Directions for this task: Drop the pictures from the entries below, then reproduce the rest exactly.

%%

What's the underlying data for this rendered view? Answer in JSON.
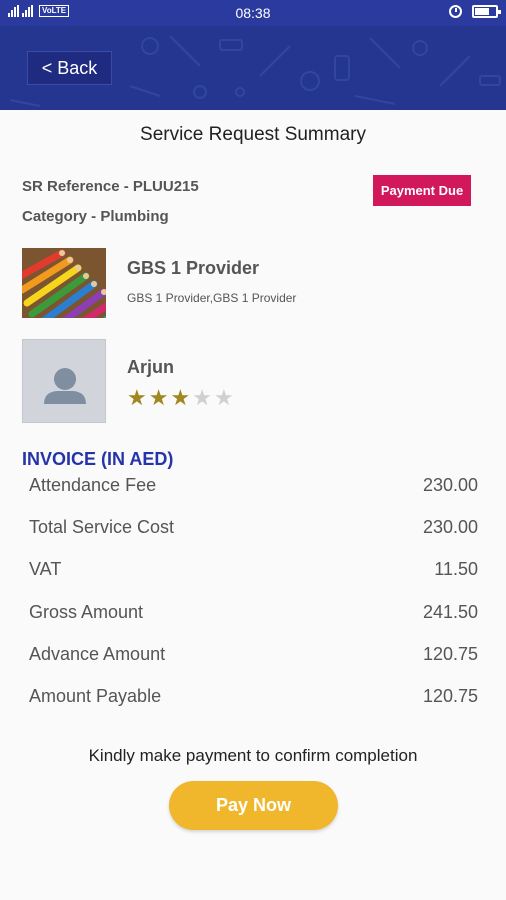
{
  "status_bar": {
    "volte": "VoLTE",
    "time": "08:38"
  },
  "header": {
    "back_label": "< Back"
  },
  "page_title": "Service Request Summary",
  "request": {
    "sr_reference": "SR Reference - PLUU215",
    "category": "Category - Plumbing",
    "status_badge": "Payment Due"
  },
  "provider": {
    "name": "GBS 1 Provider",
    "subtitle": "GBS 1 Provider,GBS 1 Provider"
  },
  "technician": {
    "name": "Arjun",
    "rating": 3,
    "rating_max": 5
  },
  "invoice": {
    "title": "INVOICE (IN AED)",
    "rows": [
      {
        "label": "Attendance Fee",
        "value": "230.00"
      },
      {
        "label": "Total Service Cost",
        "value": "230.00"
      },
      {
        "label": "VAT",
        "value": "11.50"
      },
      {
        "label": "Gross Amount",
        "value": "241.50"
      },
      {
        "label": "Advance Amount",
        "value": "120.75"
      },
      {
        "label": "Amount Payable",
        "value": "120.75"
      }
    ]
  },
  "footer": {
    "note": "Kindly make payment to confirm completion",
    "pay_label": "Pay Now"
  },
  "colors": {
    "header": "#24368f",
    "badge": "#d1185a",
    "invoice_title": "#2534a8",
    "pay_button": "#f0b72c",
    "star_on": "#a08720"
  }
}
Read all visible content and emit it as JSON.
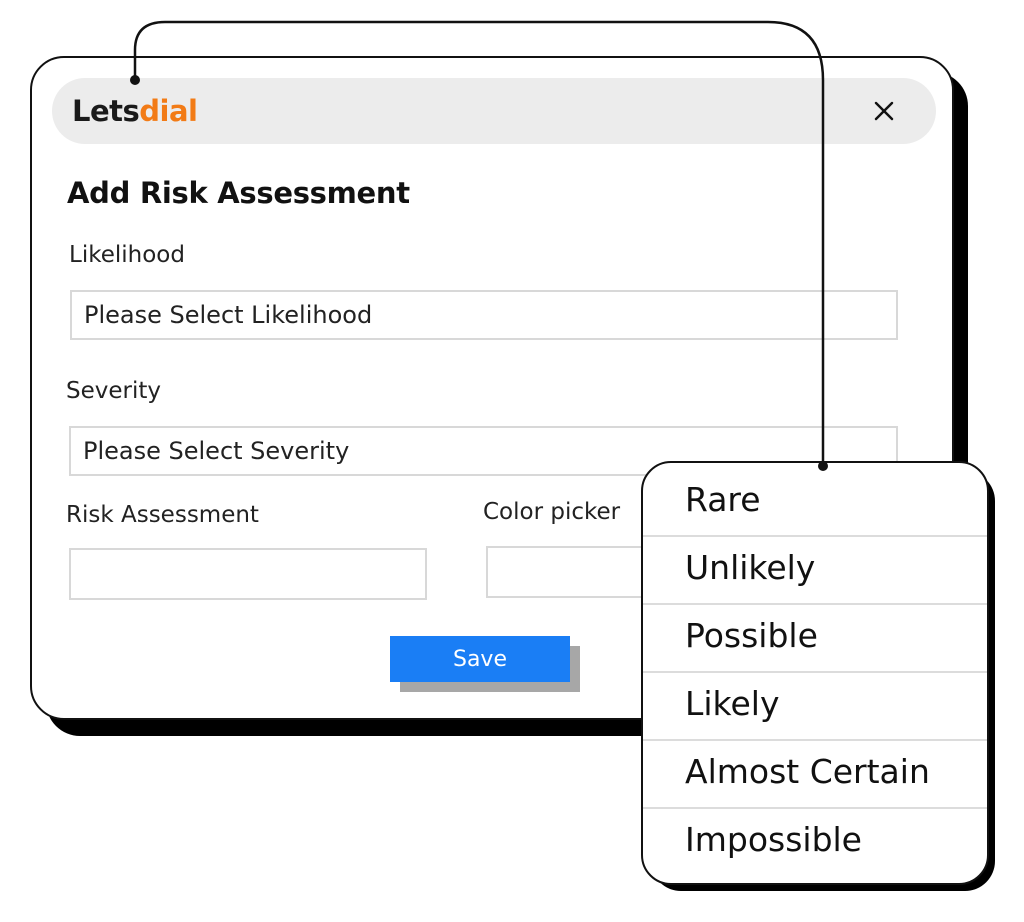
{
  "logo": {
    "part1": "Lets",
    "part2": "dial"
  },
  "dialog": {
    "title": "Add Risk Assessment",
    "close_icon": "close-icon"
  },
  "form": {
    "likelihood_label": "Likelihood",
    "likelihood_placeholder": "Please Select Likelihood",
    "severity_label": "Severity",
    "severity_placeholder": "Please Select Severity",
    "risk_assessment_label": "Risk Assessment",
    "risk_assessment_value": "",
    "color_picker_label": "Color picker",
    "color_picker_value": "",
    "save_label": "Save"
  },
  "dropdown": {
    "options": [
      "Rare",
      "Unlikely",
      "Possible",
      "Likely",
      "Almost Certain",
      "Impossible"
    ]
  },
  "colors": {
    "accent": "#1a7ef5",
    "brand_orange": "#f27b16",
    "header_bg": "#ececec",
    "border": "#111111"
  }
}
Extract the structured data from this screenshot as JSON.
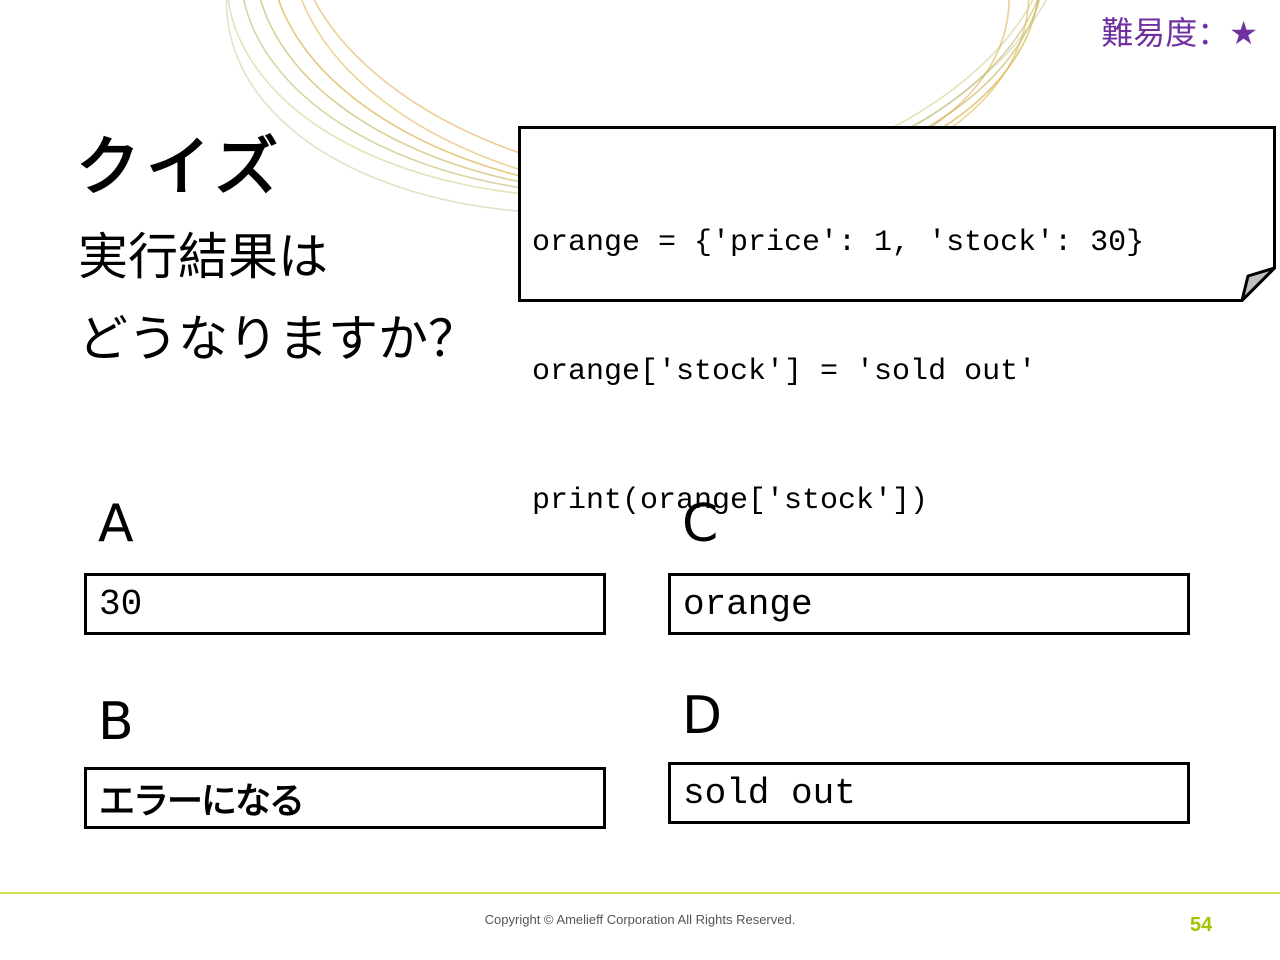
{
  "header": {
    "difficulty": "難易度：★"
  },
  "title": "クイズ",
  "question": {
    "line1": "実行結果は",
    "line2": "どうなりますか？"
  },
  "code": {
    "lines": [
      "orange = {'price': 1, 'stock': 30}",
      "orange['stock'] = 'sold out'",
      "print(orange['stock'])"
    ]
  },
  "options": {
    "a": {
      "letter": "A",
      "text": "30"
    },
    "b": {
      "letter": "B",
      "text": "エラーになる"
    },
    "c": {
      "letter": "C",
      "text": "orange"
    },
    "d": {
      "letter": "D",
      "text": "sold out"
    }
  },
  "footer": {
    "copyright": "Copyright © Amelieff Corporation All Rights Reserved.",
    "page": "54"
  },
  "colors": {
    "difficulty": "#7030a0",
    "footer_line": "#d4e157",
    "page_number": "#a4c400",
    "decor_rings": "#c8b44a"
  }
}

%%

Full answer:
What's the underlying data for this rendered view? Answer in JSON.
{
  "status_bar": {
    "volte": "VoLTE",
    "time": "08:38"
  },
  "header": {
    "back_label": "< Back"
  },
  "page_title": "Service Request Summary",
  "request": {
    "sr_reference": "SR Reference - PLUU215",
    "category": "Category - Plumbing",
    "status_badge": "Payment Due"
  },
  "provider": {
    "name": "GBS 1 Provider",
    "subtitle": "GBS 1 Provider,GBS 1 Provider"
  },
  "technician": {
    "name": "Arjun",
    "rating": 3,
    "rating_max": 5
  },
  "invoice": {
    "title": "INVOICE (IN AED)",
    "rows": [
      {
        "label": "Attendance Fee",
        "value": "230.00"
      },
      {
        "label": "Total Service Cost",
        "value": "230.00"
      },
      {
        "label": "VAT",
        "value": "11.50"
      },
      {
        "label": "Gross Amount",
        "value": "241.50"
      },
      {
        "label": "Advance Amount",
        "value": "120.75"
      },
      {
        "label": "Amount Payable",
        "value": "120.75"
      }
    ]
  },
  "footer": {
    "note": "Kindly make payment to confirm completion",
    "pay_label": "Pay Now"
  },
  "colors": {
    "header": "#24368f",
    "badge": "#d1185a",
    "invoice_title": "#2534a8",
    "pay_button": "#f0b72c",
    "star_on": "#a08720"
  }
}
Read all visible content and emit it as JSON.
{
  "logo": {
    "part1": "Lets",
    "part2": "dial"
  },
  "dialog": {
    "title": "Add Risk Assessment",
    "close_icon": "close-icon"
  },
  "form": {
    "likelihood_label": "Likelihood",
    "likelihood_placeholder": "Please Select Likelihood",
    "severity_label": "Severity",
    "severity_placeholder": "Please Select Severity",
    "risk_assessment_label": "Risk Assessment",
    "risk_assessment_value": "",
    "color_picker_label": "Color picker",
    "color_picker_value": "",
    "save_label": "Save"
  },
  "dropdown": {
    "options": [
      "Rare",
      "Unlikely",
      "Possible",
      "Likely",
      "Almost Certain",
      "Impossible"
    ]
  },
  "colors": {
    "accent": "#1a7ef5",
    "brand_orange": "#f27b16",
    "header_bg": "#ececec",
    "border": "#111111"
  }
}
Extract the structured data from this screenshot as JSON.
{
  "header": {
    "difficulty": "難易度：★"
  },
  "title": "クイズ",
  "question": {
    "line1": "実行結果は",
    "line2": "どうなりますか？"
  },
  "code": {
    "lines": [
      "orange = {'price': 1, 'stock': 30}",
      "orange['stock'] = 'sold out'",
      "print(orange['stock'])"
    ]
  },
  "options": {
    "a": {
      "letter": "A",
      "text": "30"
    },
    "b": {
      "letter": "B",
      "text": "エラーになる"
    },
    "c": {
      "letter": "C",
      "text": "orange"
    },
    "d": {
      "letter": "D",
      "text": "sold out"
    }
  },
  "footer": {
    "copyright": "Copyright © Amelieff Corporation All Rights Reserved.",
    "page": "54"
  },
  "colors": {
    "difficulty": "#7030a0",
    "footer_line": "#d4e157",
    "page_number": "#a4c400",
    "decor_rings": "#c8b44a"
  }
}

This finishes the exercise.